>> start Records supplied
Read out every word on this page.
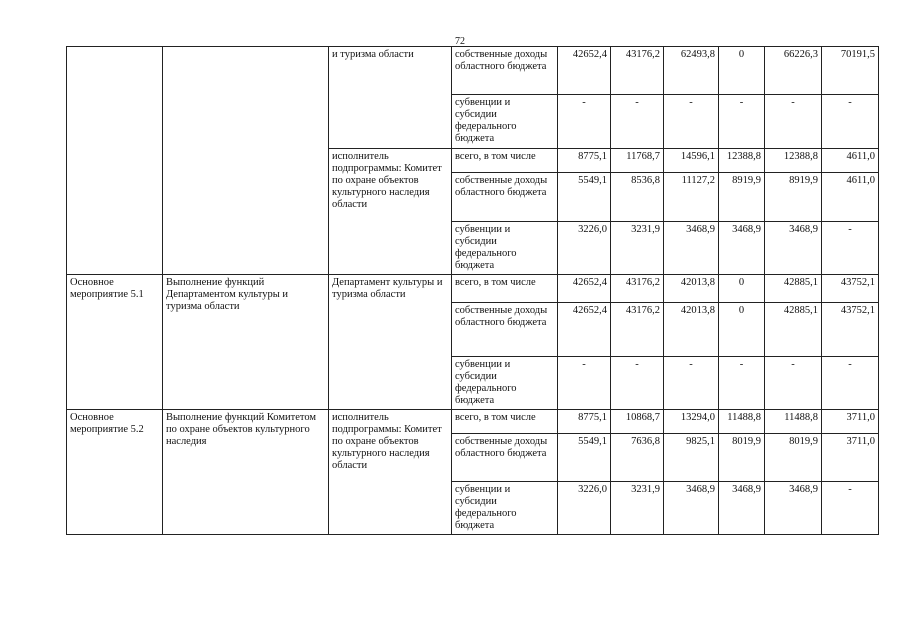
72
		и туризма области	собственные доходы областного бюджета	42652,4	43176,2	62493,8	0	66226,3	70191,5
			субвенции и субсидии федерального бюджета	-	-	-	-	-	-
		исполнитель подпрограммы: Комитет по охране объектов культурного наследия области	всего, в том числе	8775,1	11768,7	14596,1	12388,8	12388,8	4611,0
			собственные доходы областного бюджета	5549,1	8536,8	11127,2	8919,9	8919,9	4611,0
			субвенции и субсидии федерального бюджета	3226,0	3231,9	3468,9	3468,9	3468,9	-
Основное мероприятие 5.1	Выполнение функций Департаментом культуры и туризма области	Департамент культуры и туризма области	всего, в том числе	42652,4	43176,2	42013,8	0	42885,1	43752,1
			собственные доходы областного бюджета	42652,4	43176,2	42013,8	0	42885,1	43752,1
			субвенции и субсидии федерального бюджета	-	-	-	-	-	-
Основное мероприятие 5.2	Выполнение функций Комитетом по охране объектов культурного наследия	исполнитель подпрограммы: Комитет по охране объектов культурного наследия области	всего, в том числе	8775,1	10868,7	13294,0	11488,8	11488,8	3711,0
			собственные доходы областного бюджета	5549,1	7636,8	9825,1	8019,9	8019,9	3711,0
			субвенции и субсидии федерального бюджета	3226,0	3231,9	3468,9	3468,9	3468,9	-
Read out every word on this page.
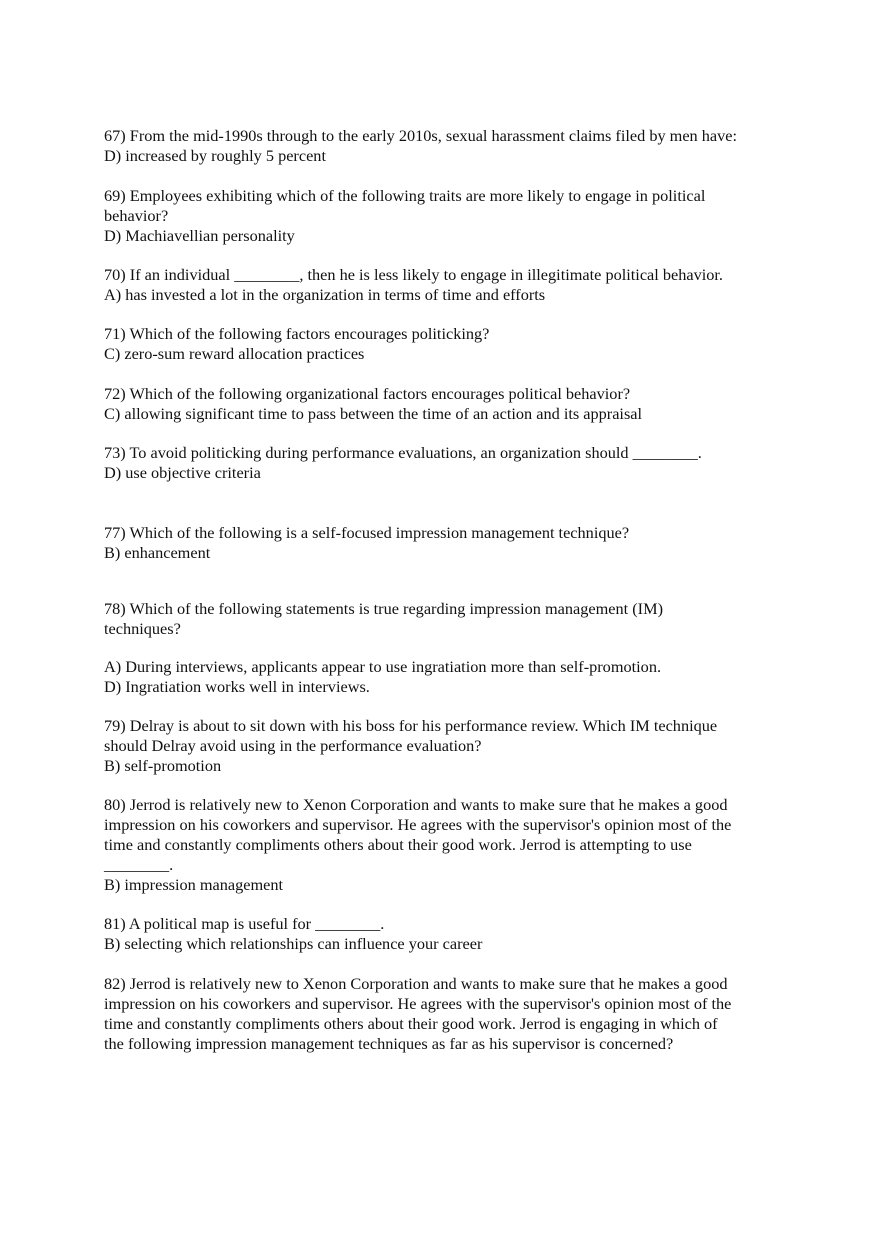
67) From the mid-1990s through to the early 2010s, sexual harassment claims filed by men have:
D) increased by roughly 5 percent
69) Employees exhibiting which of the following traits are more likely to engage in political
behavior?
D) Machiavellian personality
70) If an individual ________, then he is less likely to engage in illegitimate political behavior.
A) has invested a lot in the organization in terms of time and efforts
71) Which of the following factors encourages politicking?
C) zero-sum reward allocation practices
72) Which of the following organizational factors encourages political behavior?
C) allowing significant time to pass between the time of an action and its appraisal
73) To avoid politicking during performance evaluations, an organization should ________.
D) use objective criteria
77) Which of the following is a self-focused impression management technique?
B) enhancement
78) Which of the following statements is true regarding impression management (IM)
techniques?
A) During interviews, applicants appear to use ingratiation more than self-promotion.
D) Ingratiation works well in interviews.
79) Delray is about to sit down with his boss for his performance review. Which IM technique
should Delray avoid using in the performance evaluation?
B) self-promotion
80) Jerrod is relatively new to Xenon Corporation and wants to make sure that he makes a good
impression on his coworkers and supervisor. He agrees with the supervisor's opinion most of the
time and constantly compliments others about their good work. Jerrod is attempting to use
________.
B) impression management
81) A political map is useful for ________.
B) selecting which relationships can influence your career
82) Jerrod is relatively new to Xenon Corporation and wants to make sure that he makes a good
impression on his coworkers and supervisor. He agrees with the supervisor's opinion most of the
time and constantly compliments others about their good work. Jerrod is engaging in which of
the following impression management techniques as far as his supervisor is concerned?
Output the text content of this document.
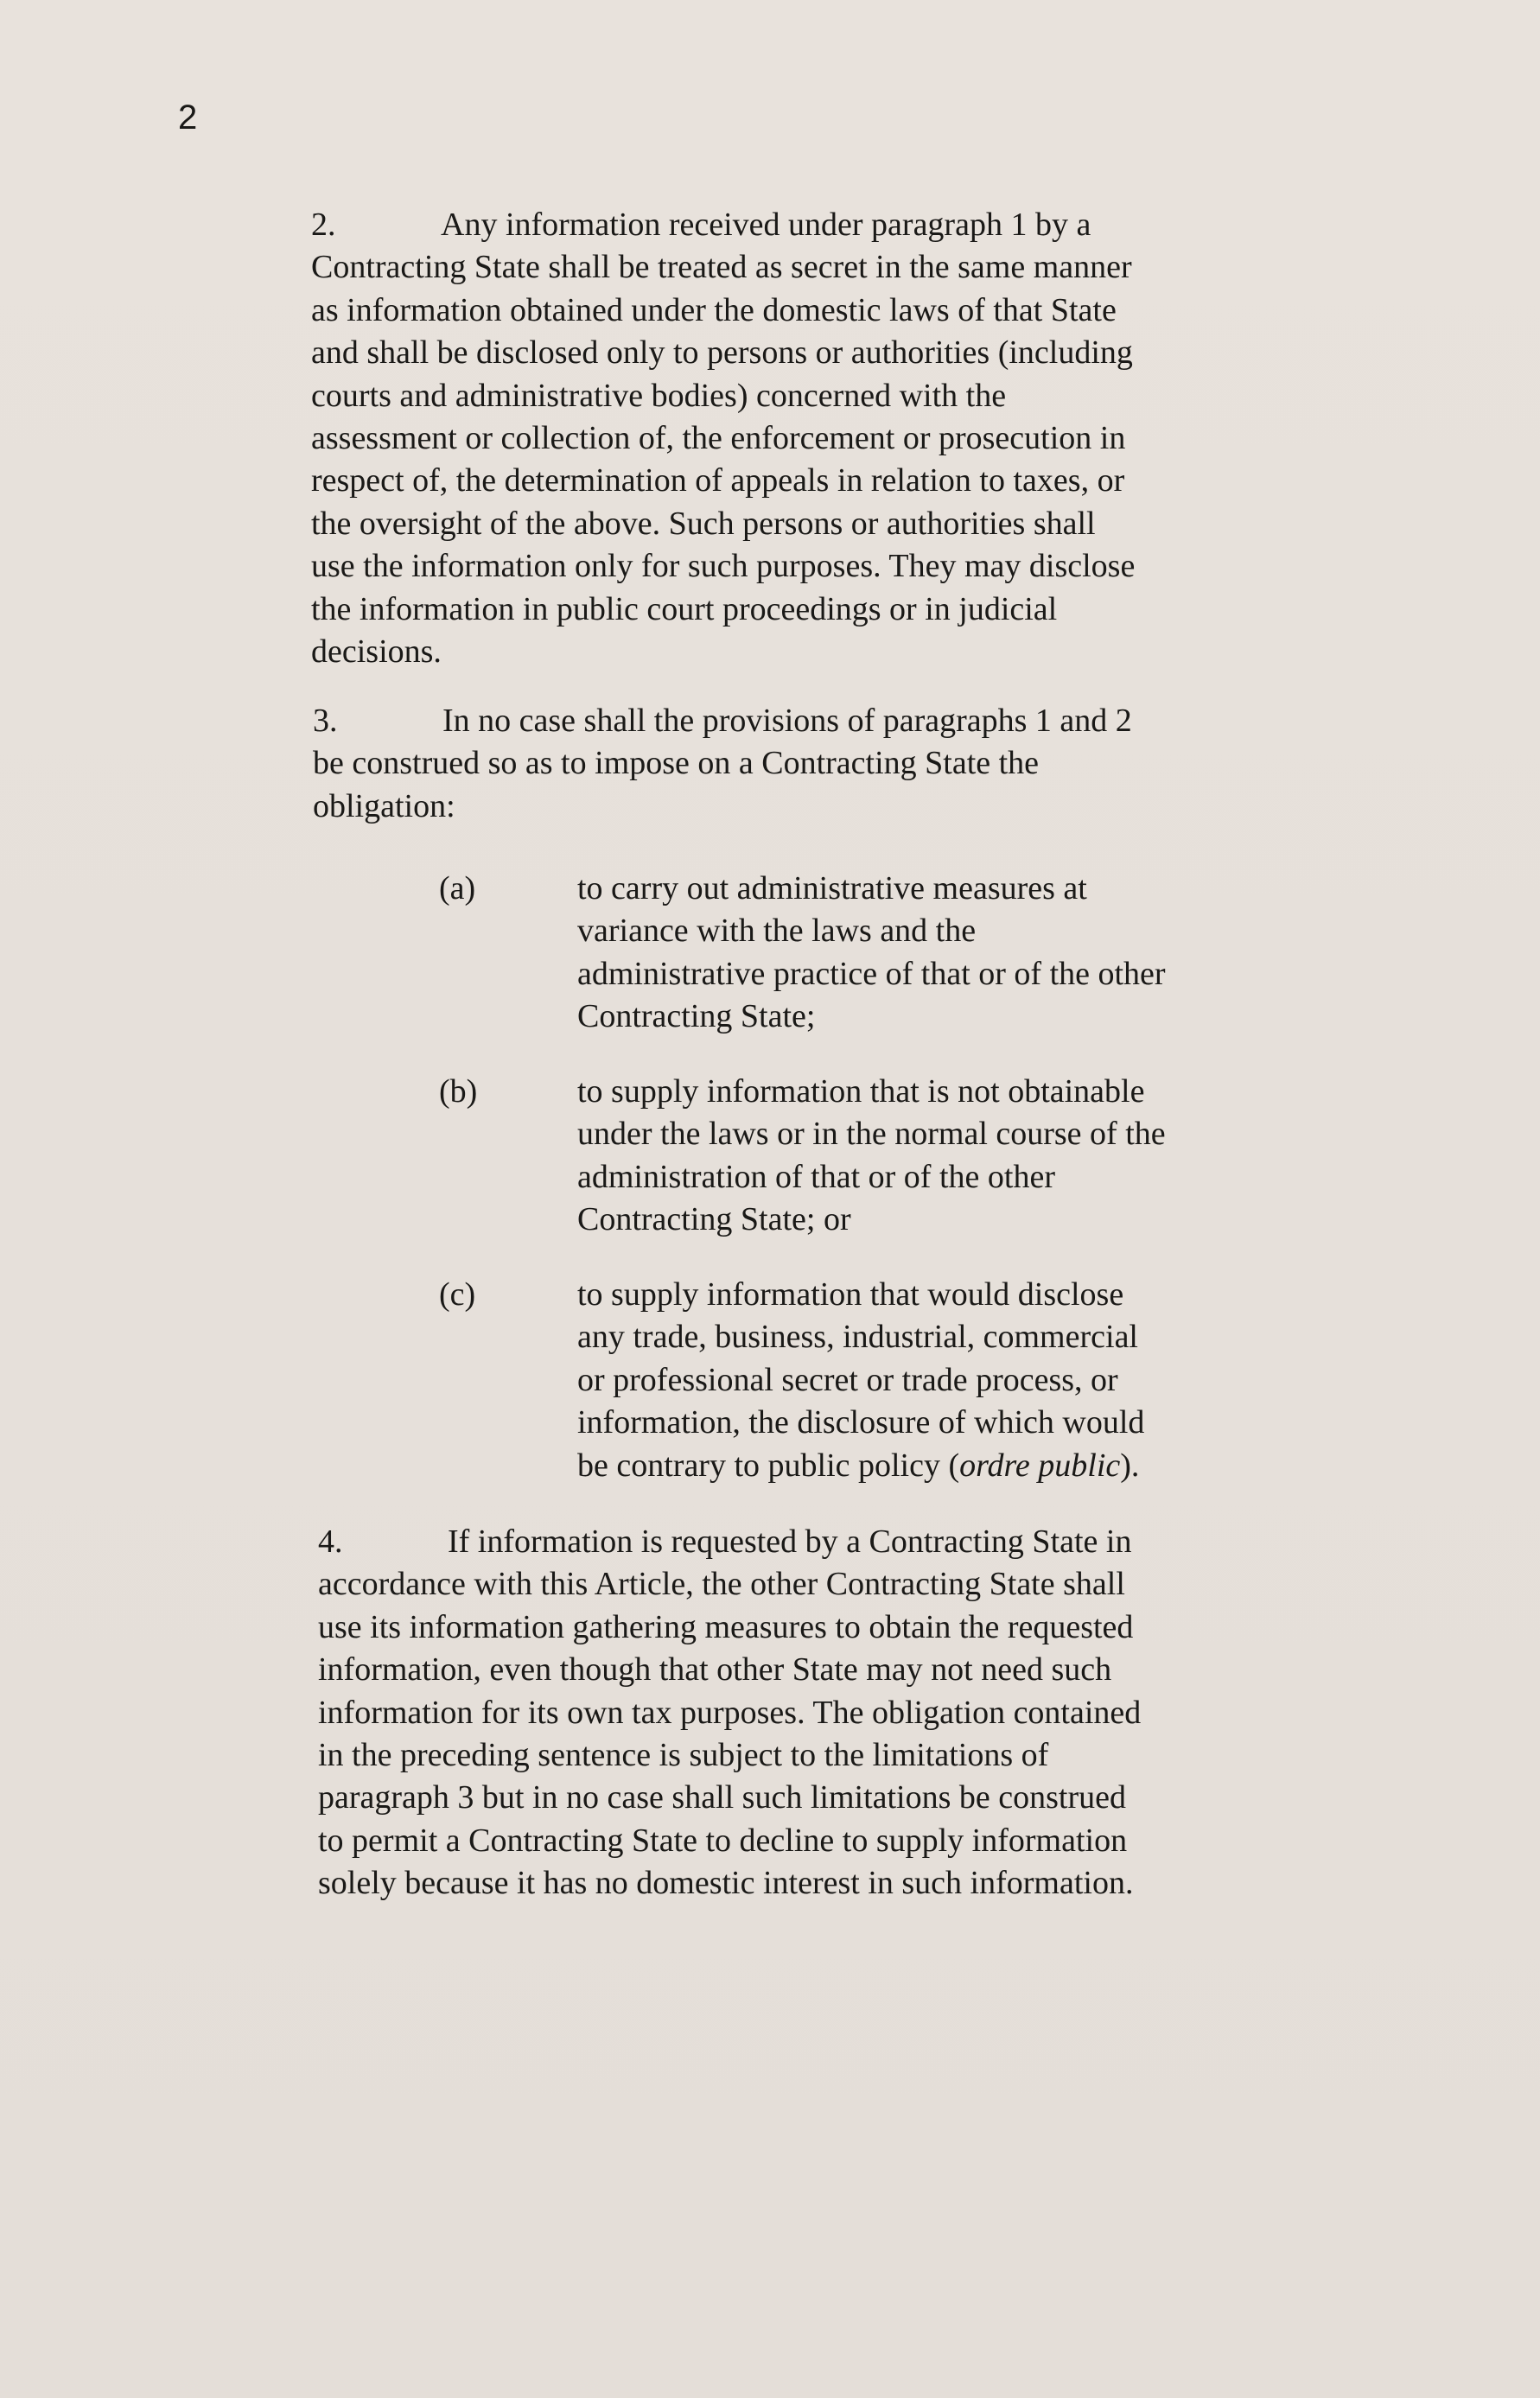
2
2.	Any information received under paragraph 1 by a
Contracting State shall be treated as secret in the same manner
as information obtained under the domestic laws of that State
and shall be disclosed only to persons or authorities (including
courts and administrative bodies) concerned with the
assessment or collection of, the enforcement or prosecution in
respect of, the determination of appeals in relation to taxes, or
the oversight of the above. Such persons or authorities shall
use the information only for such purposes. They may disclose
the information in public court proceedings or in judicial
decisions.
3.	In no case shall the provisions of paragraphs 1 and 2
be construed so as to impose on a Contracting State the
obligation:
(a)	to carry out administrative measures at
variance with the laws and the
administrative practice of that or of the other
Contracting State;
(b)	to supply information that is not obtainable
under the laws or in the normal course of the
administration of that or of the other
Contracting State; or
(c)	to supply information that would disclose
any trade, business, industrial, commercial
or professional secret or trade process, or
information, the disclosure of which would
be contrary to public policy (ordre public).
4.	If information is requested by a Contracting State in
accordance with this Article, the other Contracting State shall
use its information gathering measures to obtain the requested
information, even though that other State may not need such
information for its own tax purposes. The obligation contained
in the preceding sentence is subject to the limitations of
paragraph 3 but in no case shall such limitations be construed
to permit a Contracting State to decline to supply information
solely because it has no domestic interest in such information.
>> end Records supplied
§ **Work to be completed**
Reproduce the material word for word, minus the images.

§ **Result below**
Read out every word on this page.
72
		и туризма области	собственные доходы областного бюджета	42652,4	43176,2	62493,8	0	66226,3	70191,5
			субвенции и субсидии федерального бюджета	-	-	-	-	-	-
		исполнитель подпрограммы: Комитет по охране объектов культурного наследия области	всего, в том числе	8775,1	11768,7	14596,1	12388,8	12388,8	4611,0
			собственные доходы областного бюджета	5549,1	8536,8	11127,2	8919,9	8919,9	4611,0
			субвенции и субсидии федерального бюджета	3226,0	3231,9	3468,9	3468,9	3468,9	-
Основное мероприятие 5.1	Выполнение функций Департаментом культуры и туризма области	Департамент культуры и туризма области	всего, в том числе	42652,4	43176,2	42013,8	0	42885,1	43752,1
			собственные доходы областного бюджета	42652,4	43176,2	42013,8	0	42885,1	43752,1
			субвенции и субсидии федерального бюджета	-	-	-	-	-	-
Основное мероприятие 5.2	Выполнение функций Комитетом по охране объектов культурного наследия	исполнитель подпрограммы: Комитет по охране объектов культурного наследия области	всего, в том числе	8775,1	10868,7	13294,0	11488,8	11488,8	3711,0
			собственные доходы областного бюджета	5549,1	7636,8	9825,1	8019,9	8019,9	3711,0
			субвенции и субсидии федерального бюджета	3226,0	3231,9	3468,9	3468,9	3468,9	-
Read out every word on this page.
67) From the mid-1990s through to the early 2010s, sexual harassment claims filed by men have:
D) increased by roughly 5 percent
69) Employees exhibiting which of the following traits are more likely to engage in political
behavior?
D) Machiavellian personality
70) If an individual ________, then he is less likely to engage in illegitimate political behavior.
A) has invested a lot in the organization in terms of time and efforts
71) Which of the following factors encourages politicking?
C) zero-sum reward allocation practices
72) Which of the following organizational factors encourages political behavior?
C) allowing significant time to pass between the time of an action and its appraisal
73) To avoid politicking during performance evaluations, an organization should ________.
D) use objective criteria
77) Which of the following is a self-focused impression management technique?
B) enhancement
78) Which of the following statements is true regarding impression management (IM)
techniques?
A) During interviews, applicants appear to use ingratiation more than self-promotion.
D) Ingratiation works well in interviews.
79) Delray is about to sit down with his boss for his performance review. Which IM technique
should Delray avoid using in the performance evaluation?
B) self-promotion
80) Jerrod is relatively new to Xenon Corporation and wants to make sure that he makes a good
impression on his coworkers and supervisor. He agrees with the supervisor's opinion most of the
time and constantly compliments others about their good work. Jerrod is attempting to use
________.
B) impression management
81) A political map is useful for ________.
B) selecting which relationships can influence your career
82) Jerrod is relatively new to Xenon Corporation and wants to make sure that he makes a good
impression on his coworkers and supervisor. He agrees with the supervisor's opinion most of the
time and constantly compliments others about their good work. Jerrod is engaging in which of
the following impression management techniques as far as his supervisor is concerned?
Output the text content of this document.
2
2.	Any information received under paragraph 1 by a
Contracting State shall be treated as secret in the same manner
as information obtained under the domestic laws of that State
and shall be disclosed only to persons or authorities (including
courts and administrative bodies) concerned with the
assessment or collection of, the enforcement or prosecution in
respect of, the determination of appeals in relation to taxes, or
the oversight of the above. Such persons or authorities shall
use the information only for such purposes. They may disclose
the information in public court proceedings or in judicial
decisions.
3.	In no case shall the provisions of paragraphs 1 and 2
be construed so as to impose on a Contracting State the
obligation:
(a)	to carry out administrative measures at
variance with the laws and the
administrative practice of that or of the other
Contracting State;
(b)	to supply information that is not obtainable
under the laws or in the normal course of the
administration of that or of the other
Contracting State; or
(c)	to supply information that would disclose
any trade, business, industrial, commercial
or professional secret or trade process, or
information, the disclosure of which would
be contrary to public policy (ordre public).
4.	If information is requested by a Contracting State in
accordance with this Article, the other Contracting State shall
use its information gathering measures to obtain the requested
information, even though that other State may not need such
information for its own tax purposes. The obligation contained
in the preceding sentence is subject to the limitations of
paragraph 3 but in no case shall such limitations be construed
to permit a Contracting State to decline to supply information
solely because it has no domestic interest in such information.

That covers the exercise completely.